ProcessBuilder pb = new ProcessBuilder("bash", "-c",
    "echo Child PID: $$; for i in {1..100000}; do echo Line $i; done");
pb.redirectErrorStream(true);
Process process = pb.start();
System.out.println("Parent PID: " + ProcessHandle.current().pid());
System.out.println("Started child process with PID: " + process.pid());
System.out.println("Deadlocked...go to another terminal");
// Intentionally not draining stdout — deadlock for > 64KB
int exitCode = process.waitFor();
System.out.println("Child exited with code: " + exitCode);

The program printed three lines and stopped. The child is generating output. The parent is stuck in waitFor(). Neither is moving. The application is completely frozen.

What /proc Is Telling You

While the parent is frozen, open another terminal and look inside /proc. This is where it gets interesting.

* [DATASET RECORDS]:

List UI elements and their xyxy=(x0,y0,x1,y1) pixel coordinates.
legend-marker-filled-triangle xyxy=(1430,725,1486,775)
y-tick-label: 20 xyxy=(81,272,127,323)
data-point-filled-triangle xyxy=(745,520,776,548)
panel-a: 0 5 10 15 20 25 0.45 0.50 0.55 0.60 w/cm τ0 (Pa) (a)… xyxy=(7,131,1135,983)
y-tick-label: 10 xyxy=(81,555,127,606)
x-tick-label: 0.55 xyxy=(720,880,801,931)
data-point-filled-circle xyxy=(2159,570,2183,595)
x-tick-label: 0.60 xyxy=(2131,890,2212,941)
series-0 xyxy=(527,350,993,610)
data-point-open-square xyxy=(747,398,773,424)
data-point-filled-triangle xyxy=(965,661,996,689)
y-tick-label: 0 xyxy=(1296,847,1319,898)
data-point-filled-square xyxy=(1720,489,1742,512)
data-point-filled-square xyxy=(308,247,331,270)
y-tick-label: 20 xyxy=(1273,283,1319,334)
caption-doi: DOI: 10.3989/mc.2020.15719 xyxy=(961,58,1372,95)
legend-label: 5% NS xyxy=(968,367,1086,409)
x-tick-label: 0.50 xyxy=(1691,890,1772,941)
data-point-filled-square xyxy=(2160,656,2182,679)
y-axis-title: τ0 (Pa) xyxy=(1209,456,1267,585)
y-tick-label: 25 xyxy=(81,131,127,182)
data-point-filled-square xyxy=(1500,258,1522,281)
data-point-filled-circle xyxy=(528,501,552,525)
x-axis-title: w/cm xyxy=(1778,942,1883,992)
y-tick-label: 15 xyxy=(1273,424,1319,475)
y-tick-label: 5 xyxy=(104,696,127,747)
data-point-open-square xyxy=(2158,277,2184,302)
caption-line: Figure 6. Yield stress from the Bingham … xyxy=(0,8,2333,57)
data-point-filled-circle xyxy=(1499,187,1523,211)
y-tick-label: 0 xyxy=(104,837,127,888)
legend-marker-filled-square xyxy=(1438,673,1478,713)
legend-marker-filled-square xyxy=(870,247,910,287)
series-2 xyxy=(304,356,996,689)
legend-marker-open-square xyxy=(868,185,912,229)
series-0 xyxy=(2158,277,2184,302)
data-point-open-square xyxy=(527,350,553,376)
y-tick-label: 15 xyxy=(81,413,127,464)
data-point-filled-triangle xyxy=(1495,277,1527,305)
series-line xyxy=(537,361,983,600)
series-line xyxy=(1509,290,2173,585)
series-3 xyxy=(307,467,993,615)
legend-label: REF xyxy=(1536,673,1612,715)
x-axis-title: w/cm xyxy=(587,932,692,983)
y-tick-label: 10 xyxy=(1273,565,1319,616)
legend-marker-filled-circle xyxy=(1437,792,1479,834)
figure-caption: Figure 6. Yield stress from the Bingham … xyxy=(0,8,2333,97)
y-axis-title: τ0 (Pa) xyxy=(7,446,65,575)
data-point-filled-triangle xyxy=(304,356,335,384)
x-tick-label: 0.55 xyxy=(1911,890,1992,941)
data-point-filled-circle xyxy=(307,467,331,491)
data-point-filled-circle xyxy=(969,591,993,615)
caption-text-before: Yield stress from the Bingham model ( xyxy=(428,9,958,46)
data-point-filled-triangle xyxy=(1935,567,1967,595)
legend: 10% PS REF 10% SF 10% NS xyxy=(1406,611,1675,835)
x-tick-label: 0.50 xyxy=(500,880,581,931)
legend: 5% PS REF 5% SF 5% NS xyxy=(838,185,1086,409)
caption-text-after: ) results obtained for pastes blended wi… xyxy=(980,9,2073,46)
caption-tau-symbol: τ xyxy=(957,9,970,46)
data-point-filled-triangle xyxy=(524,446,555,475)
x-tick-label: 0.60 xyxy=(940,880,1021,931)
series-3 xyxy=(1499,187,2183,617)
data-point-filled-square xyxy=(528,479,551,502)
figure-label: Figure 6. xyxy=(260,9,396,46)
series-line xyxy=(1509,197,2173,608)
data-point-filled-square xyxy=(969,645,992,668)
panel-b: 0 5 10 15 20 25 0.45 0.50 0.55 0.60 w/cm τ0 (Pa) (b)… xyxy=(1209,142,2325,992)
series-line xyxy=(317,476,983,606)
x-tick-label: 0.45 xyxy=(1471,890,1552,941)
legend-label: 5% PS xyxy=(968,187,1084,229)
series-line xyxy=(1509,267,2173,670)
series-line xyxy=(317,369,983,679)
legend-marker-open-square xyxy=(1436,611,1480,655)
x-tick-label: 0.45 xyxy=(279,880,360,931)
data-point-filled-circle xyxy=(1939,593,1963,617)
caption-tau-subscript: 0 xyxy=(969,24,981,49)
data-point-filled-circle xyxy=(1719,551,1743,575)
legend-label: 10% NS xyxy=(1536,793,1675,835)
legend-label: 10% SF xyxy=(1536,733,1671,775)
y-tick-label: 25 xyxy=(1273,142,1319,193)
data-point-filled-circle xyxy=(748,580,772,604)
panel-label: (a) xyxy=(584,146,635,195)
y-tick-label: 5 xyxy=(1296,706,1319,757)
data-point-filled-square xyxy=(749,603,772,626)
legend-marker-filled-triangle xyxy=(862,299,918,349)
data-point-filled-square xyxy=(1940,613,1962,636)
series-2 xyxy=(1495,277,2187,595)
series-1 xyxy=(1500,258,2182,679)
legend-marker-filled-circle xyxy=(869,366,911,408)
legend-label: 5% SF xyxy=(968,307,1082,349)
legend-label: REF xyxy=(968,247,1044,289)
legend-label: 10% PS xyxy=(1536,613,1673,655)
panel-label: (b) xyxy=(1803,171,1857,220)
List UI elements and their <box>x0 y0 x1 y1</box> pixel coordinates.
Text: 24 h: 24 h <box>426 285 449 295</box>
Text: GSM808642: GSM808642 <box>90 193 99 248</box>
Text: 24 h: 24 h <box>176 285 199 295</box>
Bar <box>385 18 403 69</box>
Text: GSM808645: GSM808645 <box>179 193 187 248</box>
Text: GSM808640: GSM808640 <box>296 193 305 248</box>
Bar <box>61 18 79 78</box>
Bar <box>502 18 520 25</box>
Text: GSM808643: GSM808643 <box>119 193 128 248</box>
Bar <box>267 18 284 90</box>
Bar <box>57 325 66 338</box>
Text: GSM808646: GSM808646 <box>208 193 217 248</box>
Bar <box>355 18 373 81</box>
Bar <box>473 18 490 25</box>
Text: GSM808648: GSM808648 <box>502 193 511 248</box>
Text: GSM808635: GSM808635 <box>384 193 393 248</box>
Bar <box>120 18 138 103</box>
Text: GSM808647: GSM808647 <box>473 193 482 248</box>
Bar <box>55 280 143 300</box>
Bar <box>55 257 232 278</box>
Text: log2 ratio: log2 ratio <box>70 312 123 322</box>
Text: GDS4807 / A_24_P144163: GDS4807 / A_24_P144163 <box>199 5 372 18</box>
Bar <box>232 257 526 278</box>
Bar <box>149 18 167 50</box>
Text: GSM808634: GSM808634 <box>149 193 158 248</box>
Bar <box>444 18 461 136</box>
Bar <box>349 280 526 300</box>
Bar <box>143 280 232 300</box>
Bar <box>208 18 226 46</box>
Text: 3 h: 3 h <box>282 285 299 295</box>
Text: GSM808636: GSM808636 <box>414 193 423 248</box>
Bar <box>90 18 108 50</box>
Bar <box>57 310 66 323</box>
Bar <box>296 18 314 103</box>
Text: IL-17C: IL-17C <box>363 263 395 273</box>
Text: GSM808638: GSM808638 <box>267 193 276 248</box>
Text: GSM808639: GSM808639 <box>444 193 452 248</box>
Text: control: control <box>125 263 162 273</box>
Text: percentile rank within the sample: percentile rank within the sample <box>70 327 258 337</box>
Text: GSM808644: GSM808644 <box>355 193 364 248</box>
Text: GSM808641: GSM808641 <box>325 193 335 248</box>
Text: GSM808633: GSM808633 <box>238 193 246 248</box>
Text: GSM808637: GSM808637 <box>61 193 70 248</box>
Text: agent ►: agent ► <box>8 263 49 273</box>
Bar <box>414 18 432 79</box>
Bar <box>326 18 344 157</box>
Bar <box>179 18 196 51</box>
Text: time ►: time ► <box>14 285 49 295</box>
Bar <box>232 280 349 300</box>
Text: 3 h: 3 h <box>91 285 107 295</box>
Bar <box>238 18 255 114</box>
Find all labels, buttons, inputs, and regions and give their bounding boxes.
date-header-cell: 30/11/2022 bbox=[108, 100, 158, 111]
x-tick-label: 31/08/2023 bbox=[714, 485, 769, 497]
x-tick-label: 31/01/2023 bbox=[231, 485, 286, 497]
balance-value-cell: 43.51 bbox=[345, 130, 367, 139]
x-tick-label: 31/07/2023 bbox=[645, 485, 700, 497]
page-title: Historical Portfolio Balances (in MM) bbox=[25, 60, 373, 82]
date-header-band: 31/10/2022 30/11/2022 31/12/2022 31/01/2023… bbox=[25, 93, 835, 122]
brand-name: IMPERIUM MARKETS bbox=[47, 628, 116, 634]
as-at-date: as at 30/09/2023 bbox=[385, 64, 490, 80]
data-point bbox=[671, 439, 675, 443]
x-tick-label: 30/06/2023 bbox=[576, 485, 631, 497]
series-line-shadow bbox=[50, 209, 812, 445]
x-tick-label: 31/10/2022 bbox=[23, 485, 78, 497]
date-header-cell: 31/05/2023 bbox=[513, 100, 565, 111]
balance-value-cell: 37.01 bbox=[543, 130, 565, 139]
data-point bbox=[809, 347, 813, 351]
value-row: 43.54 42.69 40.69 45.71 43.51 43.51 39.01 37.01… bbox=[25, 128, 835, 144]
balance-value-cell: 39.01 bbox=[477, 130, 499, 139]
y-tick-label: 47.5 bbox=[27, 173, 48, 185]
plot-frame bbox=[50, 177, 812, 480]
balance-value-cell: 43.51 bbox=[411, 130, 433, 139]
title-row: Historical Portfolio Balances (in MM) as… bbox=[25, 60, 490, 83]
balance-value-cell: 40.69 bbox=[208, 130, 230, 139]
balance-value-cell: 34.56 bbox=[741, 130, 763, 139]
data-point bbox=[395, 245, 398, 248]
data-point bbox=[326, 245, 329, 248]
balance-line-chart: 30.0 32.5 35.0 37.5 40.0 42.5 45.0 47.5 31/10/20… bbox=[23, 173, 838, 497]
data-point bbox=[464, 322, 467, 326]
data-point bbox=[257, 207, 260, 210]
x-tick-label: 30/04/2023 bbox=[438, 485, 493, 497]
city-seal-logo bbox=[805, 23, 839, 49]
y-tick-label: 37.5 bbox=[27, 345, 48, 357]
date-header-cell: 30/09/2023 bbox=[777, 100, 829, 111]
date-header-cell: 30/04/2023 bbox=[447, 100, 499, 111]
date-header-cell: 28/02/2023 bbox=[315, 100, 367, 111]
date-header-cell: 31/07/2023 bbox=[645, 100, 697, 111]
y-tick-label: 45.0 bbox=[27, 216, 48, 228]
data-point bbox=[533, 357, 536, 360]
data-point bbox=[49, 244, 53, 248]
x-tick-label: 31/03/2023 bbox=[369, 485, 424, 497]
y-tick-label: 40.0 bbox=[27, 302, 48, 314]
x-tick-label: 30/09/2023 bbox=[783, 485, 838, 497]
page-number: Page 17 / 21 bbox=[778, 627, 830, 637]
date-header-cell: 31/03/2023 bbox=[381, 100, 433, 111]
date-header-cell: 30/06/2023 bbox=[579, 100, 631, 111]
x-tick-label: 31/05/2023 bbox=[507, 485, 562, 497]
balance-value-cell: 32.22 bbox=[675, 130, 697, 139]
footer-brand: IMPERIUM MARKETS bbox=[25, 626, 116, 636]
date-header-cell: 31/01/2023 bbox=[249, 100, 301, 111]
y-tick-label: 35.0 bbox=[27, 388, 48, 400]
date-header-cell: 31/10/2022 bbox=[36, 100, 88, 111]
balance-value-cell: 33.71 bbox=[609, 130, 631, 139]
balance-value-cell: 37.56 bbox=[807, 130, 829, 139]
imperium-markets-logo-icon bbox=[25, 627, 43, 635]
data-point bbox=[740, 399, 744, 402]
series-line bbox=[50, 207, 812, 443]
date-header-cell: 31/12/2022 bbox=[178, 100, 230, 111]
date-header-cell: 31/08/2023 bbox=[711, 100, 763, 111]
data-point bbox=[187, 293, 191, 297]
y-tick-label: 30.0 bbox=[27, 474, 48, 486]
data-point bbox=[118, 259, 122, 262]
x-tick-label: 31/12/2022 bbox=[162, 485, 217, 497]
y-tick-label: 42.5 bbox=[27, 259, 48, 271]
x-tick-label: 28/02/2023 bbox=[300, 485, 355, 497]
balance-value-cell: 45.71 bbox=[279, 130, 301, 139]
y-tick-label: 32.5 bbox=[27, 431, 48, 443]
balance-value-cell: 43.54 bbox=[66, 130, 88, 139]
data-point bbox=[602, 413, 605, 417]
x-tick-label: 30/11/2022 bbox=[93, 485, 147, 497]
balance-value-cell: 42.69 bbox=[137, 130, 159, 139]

* [GIVEN REQUEST]:
Please reproduce the ProcessBuilder excerpt verbatim from "ProcessBuilder pb = new" to "is completely frozen.". The rows have nothing to do with the ProcessBuilder excerpt.

* [COMPLETE ANSWER]:
ProcessBuilder pb = new ProcessBuilder("bash", "-c",
    "echo Child PID: $$; for i in {1..100000}; do echo Line $i; done");
pb.redirectErrorStream(true);
Process process = pb.start();
System.out.println("Parent PID: " + ProcessHandle.current().pid());
System.out.println("Started child process with PID: " + process.pid());
System.out.println("Deadlocked...go to another terminal");
// Intentionally not draining stdout — deadlock for > 64KB
int exitCode = process.waitFor();
System.out.println("Child exited with code: " + exitCode);

The program printed three lines and stopped. The child is generating output. The parent is stuck in waitFor(). Neither is moving. The application is completely frozen.